> What the task requires:
Output every entry exactly as given.

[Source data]
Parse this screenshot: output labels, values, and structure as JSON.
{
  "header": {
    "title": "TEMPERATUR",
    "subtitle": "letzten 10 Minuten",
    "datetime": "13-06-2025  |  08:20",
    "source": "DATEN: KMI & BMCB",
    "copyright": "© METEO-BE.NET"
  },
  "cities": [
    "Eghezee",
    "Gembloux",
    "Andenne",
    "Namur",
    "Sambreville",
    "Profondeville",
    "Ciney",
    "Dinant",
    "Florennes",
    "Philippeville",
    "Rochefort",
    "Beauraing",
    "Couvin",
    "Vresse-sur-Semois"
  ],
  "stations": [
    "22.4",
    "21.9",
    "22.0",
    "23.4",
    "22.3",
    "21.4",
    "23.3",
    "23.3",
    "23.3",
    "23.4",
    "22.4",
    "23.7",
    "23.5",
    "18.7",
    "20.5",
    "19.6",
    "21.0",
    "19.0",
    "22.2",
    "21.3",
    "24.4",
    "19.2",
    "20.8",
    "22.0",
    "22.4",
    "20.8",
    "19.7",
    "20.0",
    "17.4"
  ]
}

> Answer to this problem:
Parse this screenshot: output labels, values, and structure as JSON.
{
  "header": {
    "title": "TEMPERATUR",
    "subtitle": "letzten 10 Minuten",
    "datetime": "13-06-2025  |  08:20",
    "source": "DATEN: KMI & BMCB",
    "copyright": "© METEO-BE.NET"
  },
  "cities": [
    "Eghezee",
    "Gembloux",
    "Andenne",
    "Namur",
    "Sambreville",
    "Profondeville",
    "Ciney",
    "Dinant",
    "Florennes",
    "Philippeville",
    "Rochefort",
    "Beauraing",
    "Couvin",
    "Vresse-sur-Semois"
  ],
  "stations": [
    "22.4",
    "21.9",
    "22.0",
    "23.4",
    "22.3",
    "21.4",
    "23.3",
    "23.3",
    "23.3",
    "23.4",
    "22.4",
    "23.7",
    "23.5",
    "18.7",
    "20.5",
    "19.6",
    "21.0",
    "19.0",
    "22.2",
    "21.3",
    "24.4",
    "19.2",
    "20.8",
    "22.0",
    "22.4",
    "20.8",
    "19.7",
    "20.0",
    "17.4"
  ]
}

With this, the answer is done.